AIM OF THE EXERCISE: Send each entry back exactly as given, pictures excluded.

(Saved entries)

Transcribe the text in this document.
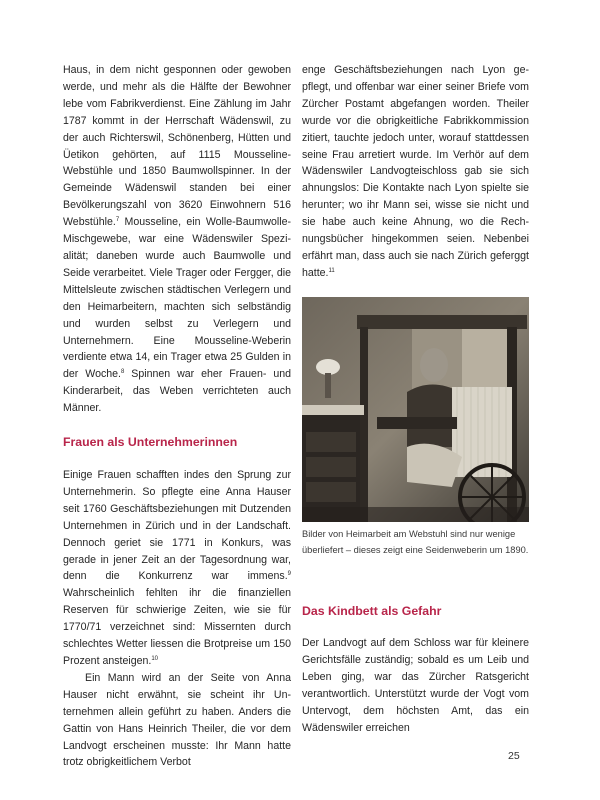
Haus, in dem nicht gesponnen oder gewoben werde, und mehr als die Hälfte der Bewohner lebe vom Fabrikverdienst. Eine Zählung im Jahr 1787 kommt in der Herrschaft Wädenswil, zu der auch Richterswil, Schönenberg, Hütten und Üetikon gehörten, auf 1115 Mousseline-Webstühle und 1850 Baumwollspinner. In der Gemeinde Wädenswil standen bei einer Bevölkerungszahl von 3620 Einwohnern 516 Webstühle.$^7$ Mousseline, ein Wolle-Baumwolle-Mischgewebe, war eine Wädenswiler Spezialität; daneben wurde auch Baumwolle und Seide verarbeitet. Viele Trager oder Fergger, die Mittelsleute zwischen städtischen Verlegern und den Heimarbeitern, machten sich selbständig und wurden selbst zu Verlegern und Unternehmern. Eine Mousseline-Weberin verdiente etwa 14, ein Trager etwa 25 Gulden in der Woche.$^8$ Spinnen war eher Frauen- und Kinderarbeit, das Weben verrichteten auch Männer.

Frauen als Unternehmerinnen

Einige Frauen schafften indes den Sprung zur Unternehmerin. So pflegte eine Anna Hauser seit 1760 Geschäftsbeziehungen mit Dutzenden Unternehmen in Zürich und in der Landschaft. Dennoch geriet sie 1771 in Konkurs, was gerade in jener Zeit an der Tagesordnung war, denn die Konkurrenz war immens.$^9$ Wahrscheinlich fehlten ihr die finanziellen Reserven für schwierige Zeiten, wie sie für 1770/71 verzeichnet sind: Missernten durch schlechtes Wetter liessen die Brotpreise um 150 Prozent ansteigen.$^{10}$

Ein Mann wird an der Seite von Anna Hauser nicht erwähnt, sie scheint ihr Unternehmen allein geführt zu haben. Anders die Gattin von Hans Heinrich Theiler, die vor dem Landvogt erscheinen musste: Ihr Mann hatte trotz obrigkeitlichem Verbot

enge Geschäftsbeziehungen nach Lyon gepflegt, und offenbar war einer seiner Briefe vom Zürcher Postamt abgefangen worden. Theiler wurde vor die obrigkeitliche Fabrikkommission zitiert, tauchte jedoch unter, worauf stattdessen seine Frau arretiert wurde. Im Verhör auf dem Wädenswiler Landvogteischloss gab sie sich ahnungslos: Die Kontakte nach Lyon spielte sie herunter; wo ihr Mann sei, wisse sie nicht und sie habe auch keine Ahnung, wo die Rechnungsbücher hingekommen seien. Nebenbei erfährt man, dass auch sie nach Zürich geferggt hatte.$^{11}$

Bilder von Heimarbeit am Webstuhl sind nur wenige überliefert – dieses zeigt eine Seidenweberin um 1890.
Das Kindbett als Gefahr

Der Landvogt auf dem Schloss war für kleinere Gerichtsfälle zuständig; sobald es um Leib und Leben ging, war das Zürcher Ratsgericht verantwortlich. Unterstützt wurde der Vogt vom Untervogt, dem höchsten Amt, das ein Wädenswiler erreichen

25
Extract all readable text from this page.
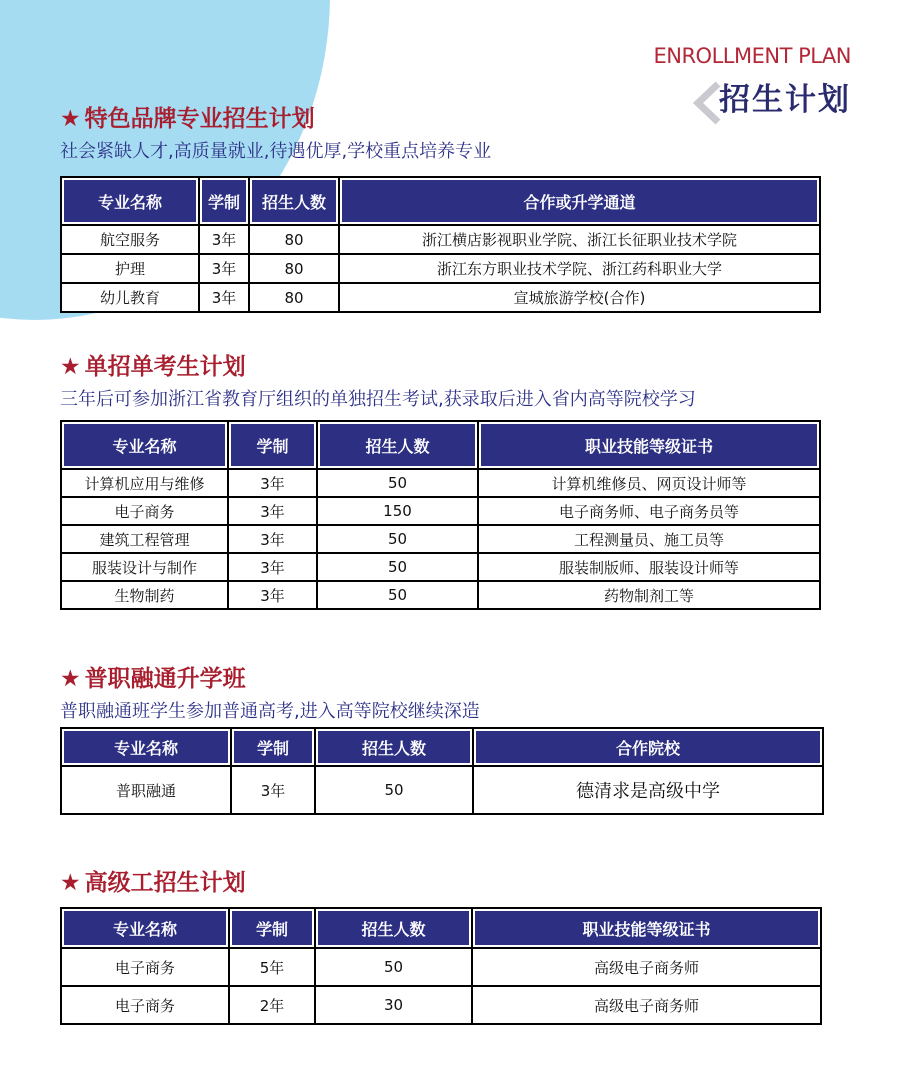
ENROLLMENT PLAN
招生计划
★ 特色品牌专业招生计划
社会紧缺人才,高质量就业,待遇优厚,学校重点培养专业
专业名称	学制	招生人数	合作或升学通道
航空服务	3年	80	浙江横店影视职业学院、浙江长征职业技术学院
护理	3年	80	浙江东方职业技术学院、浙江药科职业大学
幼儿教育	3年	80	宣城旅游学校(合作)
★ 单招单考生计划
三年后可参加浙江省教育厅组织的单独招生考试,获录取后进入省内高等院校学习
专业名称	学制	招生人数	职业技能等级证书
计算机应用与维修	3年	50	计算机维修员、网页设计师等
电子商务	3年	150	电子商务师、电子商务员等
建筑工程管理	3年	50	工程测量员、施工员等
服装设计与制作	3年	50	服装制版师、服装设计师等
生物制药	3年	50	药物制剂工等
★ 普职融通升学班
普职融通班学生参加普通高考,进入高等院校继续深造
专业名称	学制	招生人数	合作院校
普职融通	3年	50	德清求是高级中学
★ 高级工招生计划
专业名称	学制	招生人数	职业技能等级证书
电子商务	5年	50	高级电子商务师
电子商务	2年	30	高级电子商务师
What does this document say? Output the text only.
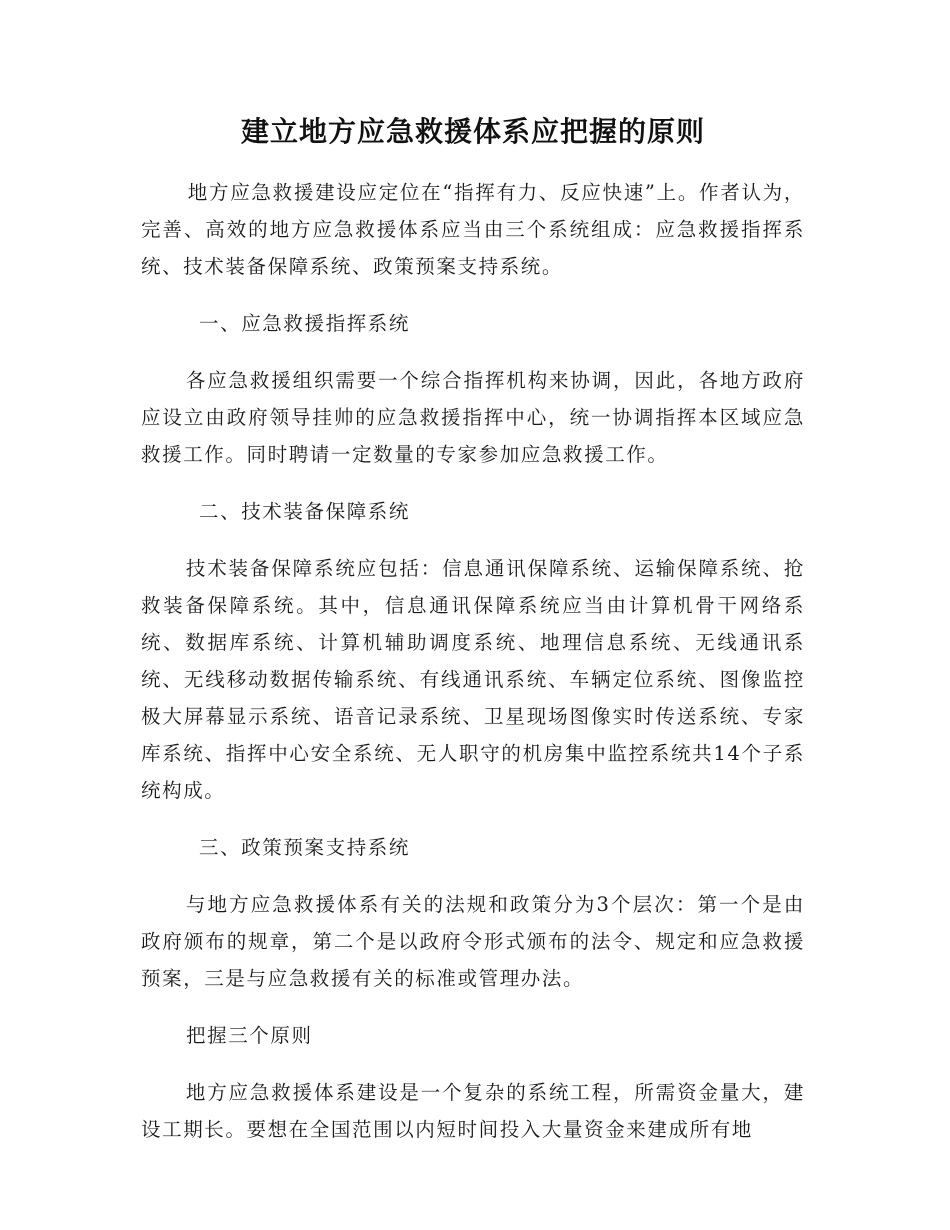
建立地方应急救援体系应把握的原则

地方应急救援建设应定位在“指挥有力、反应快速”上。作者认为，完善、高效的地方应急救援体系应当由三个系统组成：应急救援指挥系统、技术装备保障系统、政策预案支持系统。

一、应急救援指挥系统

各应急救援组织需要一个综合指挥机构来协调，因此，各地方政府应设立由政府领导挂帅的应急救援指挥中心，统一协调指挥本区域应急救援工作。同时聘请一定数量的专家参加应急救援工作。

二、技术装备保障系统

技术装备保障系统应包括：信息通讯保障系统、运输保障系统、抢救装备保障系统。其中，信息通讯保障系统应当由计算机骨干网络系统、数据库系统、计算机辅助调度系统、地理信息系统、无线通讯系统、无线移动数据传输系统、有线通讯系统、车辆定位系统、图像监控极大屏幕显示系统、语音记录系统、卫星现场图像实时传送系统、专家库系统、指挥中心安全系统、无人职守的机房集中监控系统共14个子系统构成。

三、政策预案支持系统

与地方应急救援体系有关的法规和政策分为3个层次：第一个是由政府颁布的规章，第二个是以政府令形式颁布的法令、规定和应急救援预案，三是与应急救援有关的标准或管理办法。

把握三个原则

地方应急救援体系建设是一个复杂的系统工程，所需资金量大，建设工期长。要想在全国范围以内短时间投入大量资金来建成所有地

REPLY TO THE EXERCISE:
Transcribe the text in this document.
Haus, in dem nicht gesponnen oder gewoben werde, und mehr als die Hälfte der Bewohner lebe vom Fabrikverdienst. Eine Zählung im Jahr 1787 kommt in der Herrschaft Wädenswil, zu der auch Richterswil, Schönenberg, Hütten und Üetikon gehörten, auf 1115 Mousseline-Webstühle und 1850 Baumwollspinner. In der Gemeinde Wädenswil standen bei einer Bevölkerungszahl von 3620 Einwohnern 516 Webstühle.$^7$ Mousseline, ein Wolle-Baumwolle-Mischgewebe, war eine Wädenswiler Spezialität; daneben wurde auch Baumwolle und Seide verarbeitet. Viele Trager oder Fergger, die Mittelsleute zwischen städtischen Verlegern und den Heimarbeitern, machten sich selbständig und wurden selbst zu Verlegern und Unternehmern. Eine Mousseline-Weberin verdiente etwa 14, ein Trager etwa 25 Gulden in der Woche.$^8$ Spinnen war eher Frauen- und Kinderarbeit, das Weben verrichteten auch Männer.

Frauen als Unternehmerinnen

Einige Frauen schafften indes den Sprung zur Unternehmerin. So pflegte eine Anna Hauser seit 1760 Geschäftsbeziehungen mit Dutzenden Unternehmen in Zürich und in der Landschaft. Dennoch geriet sie 1771 in Konkurs, was gerade in jener Zeit an der Tagesordnung war, denn die Konkurrenz war immens.$^9$ Wahrscheinlich fehlten ihr die finanziellen Reserven für schwierige Zeiten, wie sie für 1770/71 verzeichnet sind: Missernten durch schlechtes Wetter liessen die Brotpreise um 150 Prozent ansteigen.$^{10}$

Ein Mann wird an der Seite von Anna Hauser nicht erwähnt, sie scheint ihr Unternehmen allein geführt zu haben. Anders die Gattin von Hans Heinrich Theiler, die vor dem Landvogt erscheinen musste: Ihr Mann hatte trotz obrigkeitlichem Verbot

enge Geschäftsbeziehungen nach Lyon gepflegt, und offenbar war einer seiner Briefe vom Zürcher Postamt abgefangen worden. Theiler wurde vor die obrigkeitliche Fabrikkommission zitiert, tauchte jedoch unter, worauf stattdessen seine Frau arretiert wurde. Im Verhör auf dem Wädenswiler Landvogteischloss gab sie sich ahnungslos: Die Kontakte nach Lyon spielte sie herunter; wo ihr Mann sei, wisse sie nicht und sie habe auch keine Ahnung, wo die Rechnungsbücher hingekommen seien. Nebenbei erfährt man, dass auch sie nach Zürich geferggt hatte.$^{11}$

Bilder von Heimarbeit am Webstuhl sind nur wenige überliefert – dieses zeigt eine Seidenweberin um 1890.
Das Kindbett als Gefahr

Der Landvogt auf dem Schloss war für kleinere Gerichtsfälle zuständig; sobald es um Leib und Leben ging, war das Zürcher Ratsgericht verantwortlich. Unterstützt wurde der Vogt vom Untervogt, dem höchsten Amt, das ein Wädenswiler erreichen

25
Extract all readable text from this page.
ENROLLMENT PLAN
招生计划
★ 特色品牌专业招生计划
社会紧缺人才,高质量就业,待遇优厚,学校重点培养专业
专业名称	学制	招生人数	合作或升学通道
航空服务	3年	80	浙江横店影视职业学院、浙江长征职业技术学院
护理	3年	80	浙江东方职业技术学院、浙江药科职业大学
幼儿教育	3年	80	宣城旅游学校(合作)
★ 单招单考生计划
三年后可参加浙江省教育厅组织的单独招生考试,获录取后进入省内高等院校学习
专业名称	学制	招生人数	职业技能等级证书
计算机应用与维修	3年	50	计算机维修员、网页设计师等
电子商务	3年	150	电子商务师、电子商务员等
建筑工程管理	3年	50	工程测量员、施工员等
服装设计与制作	3年	50	服装制版师、服装设计师等
生物制药	3年	50	药物制剂工等
★ 普职融通升学班
普职融通班学生参加普通高考,进入高等院校继续深造
专业名称	学制	招生人数	合作院校
普职融通	3年	50	德清求是高级中学
★ 高级工招生计划
专业名称	学制	招生人数	职业技能等级证书
电子商务	5年	50	高级电子商务师
电子商务	2年	30	高级电子商务师
What does this document say? Output the text only.
建立地方应急救援体系应把握的原则

地方应急救援建设应定位在“指挥有力、反应快速”上。作者认为，完善、高效的地方应急救援体系应当由三个系统组成：应急救援指挥系统、技术装备保障系统、政策预案支持系统。

一、应急救援指挥系统

各应急救援组织需要一个综合指挥机构来协调，因此，各地方政府应设立由政府领导挂帅的应急救援指挥中心，统一协调指挥本区域应急救援工作。同时聘请一定数量的专家参加应急救援工作。

二、技术装备保障系统

技术装备保障系统应包括：信息通讯保障系统、运输保障系统、抢救装备保障系统。其中，信息通讯保障系统应当由计算机骨干网络系统、数据库系统、计算机辅助调度系统、地理信息系统、无线通讯系统、无线移动数据传输系统、有线通讯系统、车辆定位系统、图像监控极大屏幕显示系统、语音记录系统、卫星现场图像实时传送系统、专家库系统、指挥中心安全系统、无人职守的机房集中监控系统共14个子系统构成。

三、政策预案支持系统

与地方应急救援体系有关的法规和政策分为3个层次：第一个是由政府颁布的规章，第二个是以政府令形式颁布的法令、规定和应急救援预案，三是与应急救援有关的标准或管理办法。

把握三个原则

地方应急救援体系建设是一个复杂的系统工程，所需资金量大，建设工期长。要想在全国范围以内短时间投入大量资金来建成所有地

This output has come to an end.